-- Exercise aim --
Go through the entries below and write each one out exactly.

-- Data supplied --
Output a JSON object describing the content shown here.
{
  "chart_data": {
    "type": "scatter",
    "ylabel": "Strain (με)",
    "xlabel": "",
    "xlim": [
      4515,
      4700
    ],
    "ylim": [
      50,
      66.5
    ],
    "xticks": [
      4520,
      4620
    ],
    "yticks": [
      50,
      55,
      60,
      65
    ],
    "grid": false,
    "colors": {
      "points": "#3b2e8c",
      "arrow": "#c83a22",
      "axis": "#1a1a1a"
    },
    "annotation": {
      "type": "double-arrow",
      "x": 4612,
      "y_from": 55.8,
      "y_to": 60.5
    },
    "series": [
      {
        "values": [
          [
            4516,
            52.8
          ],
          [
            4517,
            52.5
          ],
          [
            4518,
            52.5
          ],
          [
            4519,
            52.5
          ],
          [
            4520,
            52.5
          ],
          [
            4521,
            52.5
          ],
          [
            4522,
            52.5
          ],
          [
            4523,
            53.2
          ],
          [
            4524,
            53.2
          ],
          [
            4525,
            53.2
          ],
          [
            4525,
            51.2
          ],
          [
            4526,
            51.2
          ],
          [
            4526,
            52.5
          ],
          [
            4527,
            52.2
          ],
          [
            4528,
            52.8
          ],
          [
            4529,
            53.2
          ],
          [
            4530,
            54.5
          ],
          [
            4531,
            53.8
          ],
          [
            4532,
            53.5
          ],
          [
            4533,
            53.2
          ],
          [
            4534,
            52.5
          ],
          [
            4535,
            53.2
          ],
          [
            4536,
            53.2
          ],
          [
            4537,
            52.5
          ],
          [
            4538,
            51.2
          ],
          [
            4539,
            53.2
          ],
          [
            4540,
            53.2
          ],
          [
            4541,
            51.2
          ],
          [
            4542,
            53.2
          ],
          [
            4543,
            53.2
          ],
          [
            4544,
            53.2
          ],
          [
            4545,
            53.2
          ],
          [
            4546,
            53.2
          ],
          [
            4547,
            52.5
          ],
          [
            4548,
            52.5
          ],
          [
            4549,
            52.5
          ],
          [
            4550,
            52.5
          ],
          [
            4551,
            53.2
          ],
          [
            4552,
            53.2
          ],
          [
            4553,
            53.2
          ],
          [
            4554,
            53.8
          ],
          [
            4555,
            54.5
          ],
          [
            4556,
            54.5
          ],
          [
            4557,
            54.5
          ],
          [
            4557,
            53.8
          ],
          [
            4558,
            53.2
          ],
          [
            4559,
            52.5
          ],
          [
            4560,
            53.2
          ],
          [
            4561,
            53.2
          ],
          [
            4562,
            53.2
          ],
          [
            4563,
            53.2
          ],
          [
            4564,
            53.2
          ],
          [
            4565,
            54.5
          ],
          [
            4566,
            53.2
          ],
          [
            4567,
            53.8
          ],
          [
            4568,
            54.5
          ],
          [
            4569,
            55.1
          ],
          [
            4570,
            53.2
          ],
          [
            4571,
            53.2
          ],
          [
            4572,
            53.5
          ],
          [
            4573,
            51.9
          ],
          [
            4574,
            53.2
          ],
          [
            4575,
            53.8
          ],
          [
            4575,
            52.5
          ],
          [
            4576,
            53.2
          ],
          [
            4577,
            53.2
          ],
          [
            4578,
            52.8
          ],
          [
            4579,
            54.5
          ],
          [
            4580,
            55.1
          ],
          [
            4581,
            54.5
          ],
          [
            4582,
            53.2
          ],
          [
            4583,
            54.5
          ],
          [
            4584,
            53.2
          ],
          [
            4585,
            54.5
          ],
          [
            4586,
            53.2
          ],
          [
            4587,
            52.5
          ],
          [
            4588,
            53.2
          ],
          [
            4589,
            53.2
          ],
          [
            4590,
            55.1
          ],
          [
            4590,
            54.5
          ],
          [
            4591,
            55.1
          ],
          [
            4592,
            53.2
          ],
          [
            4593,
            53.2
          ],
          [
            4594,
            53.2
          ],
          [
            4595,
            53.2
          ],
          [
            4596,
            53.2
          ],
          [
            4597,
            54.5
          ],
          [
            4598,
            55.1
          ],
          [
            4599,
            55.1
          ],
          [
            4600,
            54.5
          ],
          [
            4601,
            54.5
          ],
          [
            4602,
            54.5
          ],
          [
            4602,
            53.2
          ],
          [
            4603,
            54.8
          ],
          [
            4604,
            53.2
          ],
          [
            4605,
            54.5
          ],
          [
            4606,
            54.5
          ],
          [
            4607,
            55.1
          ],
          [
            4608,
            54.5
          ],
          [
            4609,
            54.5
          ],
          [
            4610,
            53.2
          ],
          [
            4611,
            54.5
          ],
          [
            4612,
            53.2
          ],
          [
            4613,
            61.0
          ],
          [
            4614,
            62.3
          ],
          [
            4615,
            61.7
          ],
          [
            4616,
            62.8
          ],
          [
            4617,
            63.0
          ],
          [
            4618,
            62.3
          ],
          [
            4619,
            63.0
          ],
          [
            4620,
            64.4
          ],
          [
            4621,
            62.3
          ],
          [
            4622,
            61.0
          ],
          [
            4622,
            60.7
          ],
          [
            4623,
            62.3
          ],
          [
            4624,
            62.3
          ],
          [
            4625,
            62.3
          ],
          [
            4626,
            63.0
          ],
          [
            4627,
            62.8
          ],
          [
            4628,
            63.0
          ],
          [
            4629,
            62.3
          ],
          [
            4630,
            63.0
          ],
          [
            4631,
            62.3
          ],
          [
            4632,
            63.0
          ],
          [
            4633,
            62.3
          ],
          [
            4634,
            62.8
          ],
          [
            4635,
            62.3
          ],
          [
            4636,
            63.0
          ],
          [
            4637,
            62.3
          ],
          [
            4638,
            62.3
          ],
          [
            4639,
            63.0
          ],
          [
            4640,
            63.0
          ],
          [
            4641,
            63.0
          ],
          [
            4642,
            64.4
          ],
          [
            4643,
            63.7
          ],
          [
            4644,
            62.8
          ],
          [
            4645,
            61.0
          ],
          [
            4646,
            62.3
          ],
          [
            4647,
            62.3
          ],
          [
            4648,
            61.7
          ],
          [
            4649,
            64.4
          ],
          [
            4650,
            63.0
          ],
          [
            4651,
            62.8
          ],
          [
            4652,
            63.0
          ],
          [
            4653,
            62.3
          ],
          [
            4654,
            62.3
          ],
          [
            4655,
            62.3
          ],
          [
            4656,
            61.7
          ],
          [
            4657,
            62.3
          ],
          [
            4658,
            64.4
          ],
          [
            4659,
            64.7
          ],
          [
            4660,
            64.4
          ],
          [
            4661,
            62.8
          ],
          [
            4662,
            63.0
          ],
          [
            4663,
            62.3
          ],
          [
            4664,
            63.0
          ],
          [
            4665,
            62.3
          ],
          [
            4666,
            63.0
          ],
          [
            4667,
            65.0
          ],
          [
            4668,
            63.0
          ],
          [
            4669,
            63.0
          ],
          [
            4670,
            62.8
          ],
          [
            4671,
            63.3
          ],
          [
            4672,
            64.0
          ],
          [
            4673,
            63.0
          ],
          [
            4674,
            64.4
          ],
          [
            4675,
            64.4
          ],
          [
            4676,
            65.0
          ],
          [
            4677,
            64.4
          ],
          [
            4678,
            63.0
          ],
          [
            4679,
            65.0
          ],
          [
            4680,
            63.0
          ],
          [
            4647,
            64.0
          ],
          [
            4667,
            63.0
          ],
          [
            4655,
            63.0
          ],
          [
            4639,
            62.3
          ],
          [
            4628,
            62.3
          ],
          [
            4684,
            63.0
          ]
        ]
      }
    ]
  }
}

-- Written response --
Output a JSON object describing the content shown here.
{
  "chart_data": {
    "type": "scatter",
    "ylabel": "Strain (με)",
    "xlabel": "",
    "xlim": [
      4515,
      4700
    ],
    "ylim": [
      50,
      66.5
    ],
    "xticks": [
      4520,
      4620
    ],
    "yticks": [
      50,
      55,
      60,
      65
    ],
    "grid": false,
    "colors": {
      "points": "#3b2e8c",
      "arrow": "#c83a22",
      "axis": "#1a1a1a"
    },
    "annotation": {
      "type": "double-arrow",
      "x": 4612,
      "y_from": 55.8,
      "y_to": 60.5
    },
    "series": [
      {
        "values": [
          [
            4516,
            52.8
          ],
          [
            4517,
            52.5
          ],
          [
            4518,
            52.5
          ],
          [
            4519,
            52.5
          ],
          [
            4520,
            52.5
          ],
          [
            4521,
            52.5
          ],
          [
            4522,
            52.5
          ],
          [
            4523,
            53.2
          ],
          [
            4524,
            53.2
          ],
          [
            4525,
            53.2
          ],
          [
            4525,
            51.2
          ],
          [
            4526,
            51.2
          ],
          [
            4526,
            52.5
          ],
          [
            4527,
            52.2
          ],
          [
            4528,
            52.8
          ],
          [
            4529,
            53.2
          ],
          [
            4530,
            54.5
          ],
          [
            4531,
            53.8
          ],
          [
            4532,
            53.5
          ],
          [
            4533,
            53.2
          ],
          [
            4534,
            52.5
          ],
          [
            4535,
            53.2
          ],
          [
            4536,
            53.2
          ],
          [
            4537,
            52.5
          ],
          [
            4538,
            51.2
          ],
          [
            4539,
            53.2
          ],
          [
            4540,
            53.2
          ],
          [
            4541,
            51.2
          ],
          [
            4542,
            53.2
          ],
          [
            4543,
            53.2
          ],
          [
            4544,
            53.2
          ],
          [
            4545,
            53.2
          ],
          [
            4546,
            53.2
          ],
          [
            4547,
            52.5
          ],
          [
            4548,
            52.5
          ],
          [
            4549,
            52.5
          ],
          [
            4550,
            52.5
          ],
          [
            4551,
            53.2
          ],
          [
            4552,
            53.2
          ],
          [
            4553,
            53.2
          ],
          [
            4554,
            53.8
          ],
          [
            4555,
            54.5
          ],
          [
            4556,
            54.5
          ],
          [
            4557,
            54.5
          ],
          [
            4557,
            53.8
          ],
          [
            4558,
            53.2
          ],
          [
            4559,
            52.5
          ],
          [
            4560,
            53.2
          ],
          [
            4561,
            53.2
          ],
          [
            4562,
            53.2
          ],
          [
            4563,
            53.2
          ],
          [
            4564,
            53.2
          ],
          [
            4565,
            54.5
          ],
          [
            4566,
            53.2
          ],
          [
            4567,
            53.8
          ],
          [
            4568,
            54.5
          ],
          [
            4569,
            55.1
          ],
          [
            4570,
            53.2
          ],
          [
            4571,
            53.2
          ],
          [
            4572,
            53.5
          ],
          [
            4573,
            51.9
          ],
          [
            4574,
            53.2
          ],
          [
            4575,
            53.8
          ],
          [
            4575,
            52.5
          ],
          [
            4576,
            53.2
          ],
          [
            4577,
            53.2
          ],
          [
            4578,
            52.8
          ],
          [
            4579,
            54.5
          ],
          [
            4580,
            55.1
          ],
          [
            4581,
            54.5
          ],
          [
            4582,
            53.2
          ],
          [
            4583,
            54.5
          ],
          [
            4584,
            53.2
          ],
          [
            4585,
            54.5
          ],
          [
            4586,
            53.2
          ],
          [
            4587,
            52.5
          ],
          [
            4588,
            53.2
          ],
          [
            4589,
            53.2
          ],
          [
            4590,
            55.1
          ],
          [
            4590,
            54.5
          ],
          [
            4591,
            55.1
          ],
          [
            4592,
            53.2
          ],
          [
            4593,
            53.2
          ],
          [
            4594,
            53.2
          ],
          [
            4595,
            53.2
          ],
          [
            4596,
            53.2
          ],
          [
            4597,
            54.5
          ],
          [
            4598,
            55.1
          ],
          [
            4599,
            55.1
          ],
          [
            4600,
            54.5
          ],
          [
            4601,
            54.5
          ],
          [
            4602,
            54.5
          ],
          [
            4602,
            53.2
          ],
          [
            4603,
            54.8
          ],
          [
            4604,
            53.2
          ],
          [
            4605,
            54.5
          ],
          [
            4606,
            54.5
          ],
          [
            4607,
            55.1
          ],
          [
            4608,
            54.5
          ],
          [
            4609,
            54.5
          ],
          [
            4610,
            53.2
          ],
          [
            4611,
            54.5
          ],
          [
            4612,
            53.2
          ],
          [
            4613,
            61.0
          ],
          [
            4614,
            62.3
          ],
          [
            4615,
            61.7
          ],
          [
            4616,
            62.8
          ],
          [
            4617,
            63.0
          ],
          [
            4618,
            62.3
          ],
          [
            4619,
            63.0
          ],
          [
            4620,
            64.4
          ],
          [
            4621,
            62.3
          ],
          [
            4622,
            61.0
          ],
          [
            4622,
            60.7
          ],
          [
            4623,
            62.3
          ],
          [
            4624,
            62.3
          ],
          [
            4625,
            62.3
          ],
          [
            4626,
            63.0
          ],
          [
            4627,
            62.8
          ],
          [
            4628,
            63.0
          ],
          [
            4629,
            62.3
          ],
          [
            4630,
            63.0
          ],
          [
            4631,
            62.3
          ],
          [
            4632,
            63.0
          ],
          [
            4633,
            62.3
          ],
          [
            4634,
            62.8
          ],
          [
            4635,
            62.3
          ],
          [
            4636,
            63.0
          ],
          [
            4637,
            62.3
          ],
          [
            4638,
            62.3
          ],
          [
            4639,
            63.0
          ],
          [
            4640,
            63.0
          ],
          [
            4641,
            63.0
          ],
          [
            4642,
            64.4
          ],
          [
            4643,
            63.7
          ],
          [
            4644,
            62.8
          ],
          [
            4645,
            61.0
          ],
          [
            4646,
            62.3
          ],
          [
            4647,
            62.3
          ],
          [
            4648,
            61.7
          ],
          [
            4649,
            64.4
          ],
          [
            4650,
            63.0
          ],
          [
            4651,
            62.8
          ],
          [
            4652,
            63.0
          ],
          [
            4653,
            62.3
          ],
          [
            4654,
            62.3
          ],
          [
            4655,
            62.3
          ],
          [
            4656,
            61.7
          ],
          [
            4657,
            62.3
          ],
          [
            4658,
            64.4
          ],
          [
            4659,
            64.7
          ],
          [
            4660,
            64.4
          ],
          [
            4661,
            62.8
          ],
          [
            4662,
            63.0
          ],
          [
            4663,
            62.3
          ],
          [
            4664,
            63.0
          ],
          [
            4665,
            62.3
          ],
          [
            4666,
            63.0
          ],
          [
            4667,
            65.0
          ],
          [
            4668,
            63.0
          ],
          [
            4669,
            63.0
          ],
          [
            4670,
            62.8
          ],
          [
            4671,
            63.3
          ],
          [
            4672,
            64.0
          ],
          [
            4673,
            63.0
          ],
          [
            4674,
            64.4
          ],
          [
            4675,
            64.4
          ],
          [
            4676,
            65.0
          ],
          [
            4677,
            64.4
          ],
          [
            4678,
            63.0
          ],
          [
            4679,
            65.0
          ],
          [
            4680,
            63.0
          ],
          [
            4647,
            64.0
          ],
          [
            4667,
            63.0
          ],
          [
            4655,
            63.0
          ],
          [
            4639,
            62.3
          ],
          [
            4628,
            62.3
          ],
          [
            4684,
            63.0
          ]
        ]
      }
    ]
  }
}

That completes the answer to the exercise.